-- Goal --
Copy out the items below, swapping "Patent image size" for "Drawing dimensions" at every occurrence and changing nothing else.

-- Data section --
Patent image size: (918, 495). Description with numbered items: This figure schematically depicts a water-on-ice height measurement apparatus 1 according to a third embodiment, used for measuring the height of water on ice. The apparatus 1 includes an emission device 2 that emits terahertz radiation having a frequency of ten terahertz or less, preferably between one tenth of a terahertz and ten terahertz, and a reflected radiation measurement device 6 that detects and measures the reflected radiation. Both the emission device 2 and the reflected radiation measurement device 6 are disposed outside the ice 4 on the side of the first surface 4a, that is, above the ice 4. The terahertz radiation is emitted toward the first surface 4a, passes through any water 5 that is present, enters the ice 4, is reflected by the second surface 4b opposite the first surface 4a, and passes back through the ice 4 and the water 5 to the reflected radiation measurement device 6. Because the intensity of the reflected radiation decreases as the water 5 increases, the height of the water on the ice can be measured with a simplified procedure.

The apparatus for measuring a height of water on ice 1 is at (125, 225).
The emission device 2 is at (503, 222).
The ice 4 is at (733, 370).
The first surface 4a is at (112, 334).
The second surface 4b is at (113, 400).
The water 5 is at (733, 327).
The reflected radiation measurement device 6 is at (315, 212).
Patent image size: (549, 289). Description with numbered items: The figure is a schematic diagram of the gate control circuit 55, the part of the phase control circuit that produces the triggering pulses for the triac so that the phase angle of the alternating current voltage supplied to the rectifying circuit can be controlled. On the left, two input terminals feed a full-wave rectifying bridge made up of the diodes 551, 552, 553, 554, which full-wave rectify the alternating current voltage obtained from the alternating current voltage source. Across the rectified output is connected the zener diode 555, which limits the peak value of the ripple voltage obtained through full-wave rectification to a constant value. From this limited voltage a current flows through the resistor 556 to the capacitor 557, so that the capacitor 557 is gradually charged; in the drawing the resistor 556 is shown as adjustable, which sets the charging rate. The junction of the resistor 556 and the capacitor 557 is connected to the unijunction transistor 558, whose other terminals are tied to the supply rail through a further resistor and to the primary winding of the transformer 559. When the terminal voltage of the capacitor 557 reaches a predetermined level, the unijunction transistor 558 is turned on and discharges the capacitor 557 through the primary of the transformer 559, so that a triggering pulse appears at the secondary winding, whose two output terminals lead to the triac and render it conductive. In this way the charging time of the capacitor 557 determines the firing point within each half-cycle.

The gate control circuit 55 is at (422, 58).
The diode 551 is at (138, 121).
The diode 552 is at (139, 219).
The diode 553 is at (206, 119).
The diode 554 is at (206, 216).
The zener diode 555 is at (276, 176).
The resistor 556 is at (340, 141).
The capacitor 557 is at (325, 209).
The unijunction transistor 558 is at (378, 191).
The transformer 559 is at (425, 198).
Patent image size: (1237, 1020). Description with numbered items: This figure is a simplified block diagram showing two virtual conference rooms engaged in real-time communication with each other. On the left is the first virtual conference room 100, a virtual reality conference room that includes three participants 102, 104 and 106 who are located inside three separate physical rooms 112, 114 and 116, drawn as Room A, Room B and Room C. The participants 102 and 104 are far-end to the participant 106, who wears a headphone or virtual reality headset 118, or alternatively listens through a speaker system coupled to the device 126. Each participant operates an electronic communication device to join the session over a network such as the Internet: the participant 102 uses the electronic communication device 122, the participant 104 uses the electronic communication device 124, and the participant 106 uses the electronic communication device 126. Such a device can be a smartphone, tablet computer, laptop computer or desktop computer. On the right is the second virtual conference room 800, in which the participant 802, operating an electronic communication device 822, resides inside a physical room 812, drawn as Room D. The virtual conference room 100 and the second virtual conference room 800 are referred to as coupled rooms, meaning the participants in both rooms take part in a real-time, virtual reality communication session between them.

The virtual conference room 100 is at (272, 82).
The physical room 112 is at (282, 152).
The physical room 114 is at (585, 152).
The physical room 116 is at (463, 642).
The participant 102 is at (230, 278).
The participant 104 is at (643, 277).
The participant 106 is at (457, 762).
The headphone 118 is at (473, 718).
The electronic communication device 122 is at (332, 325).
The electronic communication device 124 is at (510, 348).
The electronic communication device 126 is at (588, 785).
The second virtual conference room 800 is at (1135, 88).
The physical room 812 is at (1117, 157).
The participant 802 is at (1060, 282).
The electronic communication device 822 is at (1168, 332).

-- Problem solution --
Drawing dimensions: (918, 495). Description with numbered items: This figure schematically depicts a water-on-ice height measurement apparatus 1 according to a third embodiment, used for measuring the height of water on ice. The apparatus 1 includes an emission device 2 that emits terahertz radiation having a frequency of ten terahertz or less, preferably between one tenth of a terahertz and ten terahertz, and a reflected radiation measurement device 6 that detects and measures the reflected radiation. Both the emission device 2 and the reflected radiation measurement device 6 are disposed outside the ice 4 on the side of the first surface 4a, that is, above the ice 4. The terahertz radiation is emitted toward the first surface 4a, passes through any water 5 that is present, enters the ice 4, is reflected by the second surface 4b opposite the first surface 4a, and passes back through the ice 4 and the water 5 to the reflected radiation measurement device 6. Because the intensity of the reflected radiation decreases as the water 5 increases, the height of the water on the ice can be measured with a simplified procedure.

The apparatus for measuring a height of water on ice 1 is at (125, 225).
The emission device 2 is at (503, 222).
The ice 4 is at (733, 370).
The first surface 4a is at (112, 334).
The second surface 4b is at (113, 400).
The water 5 is at (733, 327).
The reflected radiation measurement device 6 is at (315, 212).
Drawing dimensions: (549, 289). Description with numbered items: The figure is a schematic diagram of the gate control circuit 55, the part of the phase control circuit that produces the triggering pulses for the triac so that the phase angle of the alternating current voltage supplied to the rectifying circuit can be controlled. On the left, two input terminals feed a full-wave rectifying bridge made up of the diodes 551, 552, 553, 554, which full-wave rectify the alternating current voltage obtained from the alternating current voltage source. Across the rectified output is connected the zener diode 555, which limits the peak value of the ripple voltage obtained through full-wave rectification to a constant value. From this limited voltage a current flows through the resistor 556 to the capacitor 557, so that the capacitor 557 is gradually charged; in the drawing the resistor 556 is shown as adjustable, which sets the charging rate. The junction of the resistor 556 and the capacitor 557 is connected to the unijunction transistor 558, whose other terminals are tied to the supply rail through a further resistor and to the primary winding of the transformer 559. When the terminal voltage of the capacitor 557 reaches a predetermined level, the unijunction transistor 558 is turned on and discharges the capacitor 557 through the primary of the transformer 559, so that a triggering pulse appears at the secondary winding, whose two output terminals lead to the triac and render it conductive. In this way the charging time of the capacitor 557 determines the firing point within each half-cycle.

The gate control circuit 55 is at (422, 58).
The diode 551 is at (138, 121).
The diode 552 is at (139, 219).
The diode 553 is at (206, 119).
The diode 554 is at (206, 216).
The zener diode 555 is at (276, 176).
The resistor 556 is at (340, 141).
The capacitor 557 is at (325, 209).
The unijunction transistor 558 is at (378, 191).
The transformer 559 is at (425, 198).
Drawing dimensions: (1237, 1020). Description with numbered items: This figure is a simplified block diagram showing two virtual conference rooms engaged in real-time communication with each other. On the left is the first virtual conference room 100, a virtual reality conference room that includes three participants 102, 104 and 106 who are located inside three separate physical rooms 112, 114 and 116, drawn as Room A, Room B and Room C. The participants 102 and 104 are far-end to the participant 106, who wears a headphone or virtual reality headset 118, or alternatively listens through a speaker system coupled to the device 126. Each participant operates an electronic communication device to join the session over a network such as the Internet: the participant 102 uses the electronic communication device 122, the participant 104 uses the electronic communication device 124, and the participant 106 uses the electronic communication device 126. Such a device can be a smartphone, tablet computer, laptop computer or desktop computer. On the right is the second virtual conference room 800, in which the participant 802, operating an electronic communication device 822, resides inside a physical room 812, drawn as Room D. The virtual conference room 100 and the second virtual conference room 800 are referred to as coupled rooms, meaning the participants in both rooms take part in a real-time, virtual reality communication session between them.

The virtual conference room 100 is at (272, 82).
The physical room 112 is at (282, 152).
The physical room 114 is at (585, 152).
The physical room 116 is at (463, 642).
The participant 102 is at (230, 278).
The participant 104 is at (643, 277).
The participant 106 is at (457, 762).
The headphone 118 is at (473, 718).
The electronic communication device 122 is at (332, 325).
The electronic communication device 124 is at (510, 348).
The electronic communication device 126 is at (588, 785).
The second virtual conference room 800 is at (1135, 88).
The physical room 812 is at (1117, 157).
The participant 802 is at (1060, 282).
The electronic communication device 822 is at (1168, 332).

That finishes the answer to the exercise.